**Data entries**
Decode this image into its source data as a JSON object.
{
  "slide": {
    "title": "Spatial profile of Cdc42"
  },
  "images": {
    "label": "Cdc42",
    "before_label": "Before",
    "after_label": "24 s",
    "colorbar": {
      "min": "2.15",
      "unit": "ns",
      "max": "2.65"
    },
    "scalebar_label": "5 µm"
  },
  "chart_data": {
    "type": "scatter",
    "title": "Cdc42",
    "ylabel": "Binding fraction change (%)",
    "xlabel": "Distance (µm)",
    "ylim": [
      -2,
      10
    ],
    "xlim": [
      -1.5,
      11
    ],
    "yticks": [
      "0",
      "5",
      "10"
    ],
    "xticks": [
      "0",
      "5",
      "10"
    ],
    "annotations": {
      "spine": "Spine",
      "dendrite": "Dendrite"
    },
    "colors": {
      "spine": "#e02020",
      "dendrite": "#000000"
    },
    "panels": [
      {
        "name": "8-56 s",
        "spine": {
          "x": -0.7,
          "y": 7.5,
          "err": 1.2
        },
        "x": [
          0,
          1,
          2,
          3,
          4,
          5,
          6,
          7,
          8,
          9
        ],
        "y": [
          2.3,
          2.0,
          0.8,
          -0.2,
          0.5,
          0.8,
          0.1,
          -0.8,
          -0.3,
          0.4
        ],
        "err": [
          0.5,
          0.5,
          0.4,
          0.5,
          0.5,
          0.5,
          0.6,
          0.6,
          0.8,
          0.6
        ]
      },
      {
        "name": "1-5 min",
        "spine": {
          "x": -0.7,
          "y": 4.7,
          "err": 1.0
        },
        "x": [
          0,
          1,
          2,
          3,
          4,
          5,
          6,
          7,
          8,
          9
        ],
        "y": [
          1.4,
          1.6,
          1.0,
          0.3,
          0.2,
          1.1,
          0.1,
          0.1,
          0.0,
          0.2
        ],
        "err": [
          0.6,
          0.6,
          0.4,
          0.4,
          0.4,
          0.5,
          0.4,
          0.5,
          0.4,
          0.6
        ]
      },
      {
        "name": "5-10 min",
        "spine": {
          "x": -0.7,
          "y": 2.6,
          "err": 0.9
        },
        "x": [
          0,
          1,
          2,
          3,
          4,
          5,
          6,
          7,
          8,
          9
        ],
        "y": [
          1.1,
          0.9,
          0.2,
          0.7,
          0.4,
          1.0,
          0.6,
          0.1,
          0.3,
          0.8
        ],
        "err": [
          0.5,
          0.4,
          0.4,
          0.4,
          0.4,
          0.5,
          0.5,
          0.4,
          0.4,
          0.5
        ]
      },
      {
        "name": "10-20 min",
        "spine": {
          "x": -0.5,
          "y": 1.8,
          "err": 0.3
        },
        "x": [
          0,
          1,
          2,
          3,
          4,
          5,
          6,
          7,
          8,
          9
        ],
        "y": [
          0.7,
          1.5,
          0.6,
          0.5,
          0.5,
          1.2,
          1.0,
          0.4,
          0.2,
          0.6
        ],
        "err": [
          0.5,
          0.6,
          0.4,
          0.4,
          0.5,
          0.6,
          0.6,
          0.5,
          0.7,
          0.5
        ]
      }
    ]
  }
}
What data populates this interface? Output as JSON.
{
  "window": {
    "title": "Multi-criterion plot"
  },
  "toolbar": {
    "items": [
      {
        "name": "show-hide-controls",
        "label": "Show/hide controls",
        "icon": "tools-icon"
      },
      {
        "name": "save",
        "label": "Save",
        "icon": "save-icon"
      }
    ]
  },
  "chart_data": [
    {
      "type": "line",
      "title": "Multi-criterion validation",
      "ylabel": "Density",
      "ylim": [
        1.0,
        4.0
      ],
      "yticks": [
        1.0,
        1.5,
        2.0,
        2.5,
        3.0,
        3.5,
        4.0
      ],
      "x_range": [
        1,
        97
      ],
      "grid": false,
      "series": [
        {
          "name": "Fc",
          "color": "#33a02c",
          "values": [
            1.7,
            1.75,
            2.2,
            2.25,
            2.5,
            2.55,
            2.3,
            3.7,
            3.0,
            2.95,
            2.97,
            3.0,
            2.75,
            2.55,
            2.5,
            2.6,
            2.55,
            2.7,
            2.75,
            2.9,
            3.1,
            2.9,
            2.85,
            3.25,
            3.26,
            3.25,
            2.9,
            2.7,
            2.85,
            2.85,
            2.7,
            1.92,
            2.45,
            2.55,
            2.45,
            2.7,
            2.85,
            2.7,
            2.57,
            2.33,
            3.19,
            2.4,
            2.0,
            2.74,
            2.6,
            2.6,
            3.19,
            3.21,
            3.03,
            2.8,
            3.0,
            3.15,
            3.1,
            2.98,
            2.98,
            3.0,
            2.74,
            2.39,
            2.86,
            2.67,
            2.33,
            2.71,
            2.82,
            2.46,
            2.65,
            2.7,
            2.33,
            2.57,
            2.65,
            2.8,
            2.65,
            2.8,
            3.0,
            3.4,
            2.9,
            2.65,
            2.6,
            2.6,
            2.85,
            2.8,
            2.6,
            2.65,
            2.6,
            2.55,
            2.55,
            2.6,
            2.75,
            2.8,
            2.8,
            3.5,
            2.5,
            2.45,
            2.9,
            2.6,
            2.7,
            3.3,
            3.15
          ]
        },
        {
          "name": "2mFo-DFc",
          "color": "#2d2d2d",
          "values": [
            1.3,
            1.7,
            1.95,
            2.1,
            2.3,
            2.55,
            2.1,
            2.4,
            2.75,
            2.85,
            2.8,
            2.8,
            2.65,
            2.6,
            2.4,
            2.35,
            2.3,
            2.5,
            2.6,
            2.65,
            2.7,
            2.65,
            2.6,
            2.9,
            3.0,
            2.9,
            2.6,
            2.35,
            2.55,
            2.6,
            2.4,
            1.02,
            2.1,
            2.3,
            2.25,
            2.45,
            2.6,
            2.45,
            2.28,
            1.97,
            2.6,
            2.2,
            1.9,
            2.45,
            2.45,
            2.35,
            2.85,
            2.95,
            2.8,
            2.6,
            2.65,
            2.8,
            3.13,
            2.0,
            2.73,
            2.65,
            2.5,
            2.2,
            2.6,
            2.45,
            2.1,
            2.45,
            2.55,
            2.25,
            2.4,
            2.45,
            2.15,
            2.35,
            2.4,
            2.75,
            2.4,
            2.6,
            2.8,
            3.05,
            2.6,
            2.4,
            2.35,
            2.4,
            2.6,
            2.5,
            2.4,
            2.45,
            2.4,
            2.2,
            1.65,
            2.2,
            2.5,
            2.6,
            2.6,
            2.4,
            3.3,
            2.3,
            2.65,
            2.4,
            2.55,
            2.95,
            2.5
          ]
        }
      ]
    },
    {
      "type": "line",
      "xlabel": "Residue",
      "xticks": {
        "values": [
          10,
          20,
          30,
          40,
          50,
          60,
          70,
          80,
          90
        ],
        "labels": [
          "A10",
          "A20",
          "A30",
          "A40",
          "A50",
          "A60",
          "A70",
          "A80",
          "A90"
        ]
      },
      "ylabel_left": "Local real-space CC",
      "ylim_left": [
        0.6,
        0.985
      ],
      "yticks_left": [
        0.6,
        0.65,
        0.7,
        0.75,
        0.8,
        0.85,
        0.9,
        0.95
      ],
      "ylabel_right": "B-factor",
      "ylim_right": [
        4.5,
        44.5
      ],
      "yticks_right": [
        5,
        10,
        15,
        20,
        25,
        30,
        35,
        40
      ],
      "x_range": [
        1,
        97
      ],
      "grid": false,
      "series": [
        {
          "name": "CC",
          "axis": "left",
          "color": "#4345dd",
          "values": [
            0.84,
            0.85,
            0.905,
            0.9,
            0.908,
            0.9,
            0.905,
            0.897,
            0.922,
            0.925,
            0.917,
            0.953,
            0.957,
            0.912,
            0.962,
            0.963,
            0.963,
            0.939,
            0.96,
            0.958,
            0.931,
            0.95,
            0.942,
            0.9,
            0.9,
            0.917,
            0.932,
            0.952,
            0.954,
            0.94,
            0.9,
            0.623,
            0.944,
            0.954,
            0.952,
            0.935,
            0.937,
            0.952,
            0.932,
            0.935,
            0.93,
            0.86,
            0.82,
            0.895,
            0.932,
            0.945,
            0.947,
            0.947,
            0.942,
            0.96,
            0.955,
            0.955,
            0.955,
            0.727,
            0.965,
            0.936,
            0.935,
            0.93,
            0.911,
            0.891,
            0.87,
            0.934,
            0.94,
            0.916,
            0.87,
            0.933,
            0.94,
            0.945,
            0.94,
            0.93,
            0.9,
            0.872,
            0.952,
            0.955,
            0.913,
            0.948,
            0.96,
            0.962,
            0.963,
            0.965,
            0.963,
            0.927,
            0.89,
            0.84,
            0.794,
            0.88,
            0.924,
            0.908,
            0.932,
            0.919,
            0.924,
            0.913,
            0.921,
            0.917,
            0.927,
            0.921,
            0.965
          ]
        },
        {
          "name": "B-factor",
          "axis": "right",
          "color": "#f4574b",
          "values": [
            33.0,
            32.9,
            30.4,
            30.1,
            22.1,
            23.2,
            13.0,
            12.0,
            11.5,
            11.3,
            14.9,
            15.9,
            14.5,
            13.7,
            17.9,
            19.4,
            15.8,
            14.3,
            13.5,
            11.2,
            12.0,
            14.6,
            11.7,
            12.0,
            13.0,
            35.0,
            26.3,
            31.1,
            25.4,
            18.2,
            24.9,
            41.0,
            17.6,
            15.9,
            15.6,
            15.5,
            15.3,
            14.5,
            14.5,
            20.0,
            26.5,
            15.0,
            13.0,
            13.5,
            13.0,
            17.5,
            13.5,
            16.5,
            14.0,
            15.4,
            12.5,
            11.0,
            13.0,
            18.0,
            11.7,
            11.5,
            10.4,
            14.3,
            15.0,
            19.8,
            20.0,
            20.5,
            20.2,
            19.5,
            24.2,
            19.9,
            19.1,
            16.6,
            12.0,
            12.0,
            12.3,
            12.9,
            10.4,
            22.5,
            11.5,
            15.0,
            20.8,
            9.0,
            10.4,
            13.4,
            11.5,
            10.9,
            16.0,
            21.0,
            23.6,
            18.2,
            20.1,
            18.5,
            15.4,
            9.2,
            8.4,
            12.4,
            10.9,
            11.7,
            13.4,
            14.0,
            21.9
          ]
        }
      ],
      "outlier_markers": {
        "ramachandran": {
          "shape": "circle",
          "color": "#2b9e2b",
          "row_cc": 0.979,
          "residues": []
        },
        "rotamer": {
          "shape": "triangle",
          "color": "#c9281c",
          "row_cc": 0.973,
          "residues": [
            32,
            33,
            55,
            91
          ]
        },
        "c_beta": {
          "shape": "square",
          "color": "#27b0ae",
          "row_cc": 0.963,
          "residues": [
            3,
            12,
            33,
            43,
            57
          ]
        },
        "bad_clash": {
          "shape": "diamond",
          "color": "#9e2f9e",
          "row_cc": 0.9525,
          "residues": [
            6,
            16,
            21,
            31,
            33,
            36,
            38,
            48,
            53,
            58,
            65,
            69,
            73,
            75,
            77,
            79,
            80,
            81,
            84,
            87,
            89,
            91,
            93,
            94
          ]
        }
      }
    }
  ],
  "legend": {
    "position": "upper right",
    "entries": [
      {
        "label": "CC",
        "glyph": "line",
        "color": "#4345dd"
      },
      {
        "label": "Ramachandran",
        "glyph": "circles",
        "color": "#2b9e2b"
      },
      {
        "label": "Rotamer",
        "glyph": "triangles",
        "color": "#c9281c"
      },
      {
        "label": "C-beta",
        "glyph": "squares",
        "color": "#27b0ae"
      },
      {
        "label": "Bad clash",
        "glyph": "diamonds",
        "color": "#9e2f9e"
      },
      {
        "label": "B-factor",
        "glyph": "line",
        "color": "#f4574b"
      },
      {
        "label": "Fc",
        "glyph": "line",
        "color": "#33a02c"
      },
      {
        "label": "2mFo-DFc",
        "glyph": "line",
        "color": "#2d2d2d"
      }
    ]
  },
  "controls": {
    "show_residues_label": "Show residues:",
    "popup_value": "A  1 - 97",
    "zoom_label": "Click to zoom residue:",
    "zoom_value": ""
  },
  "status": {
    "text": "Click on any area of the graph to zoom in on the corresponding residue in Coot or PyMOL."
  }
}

**What is asked**
Where a line contains "factor", copy that line.

**Answer for this exercise**
      "ylabel_right": "B-factor",
          "name": "B-factor",
        "label": "B-factor",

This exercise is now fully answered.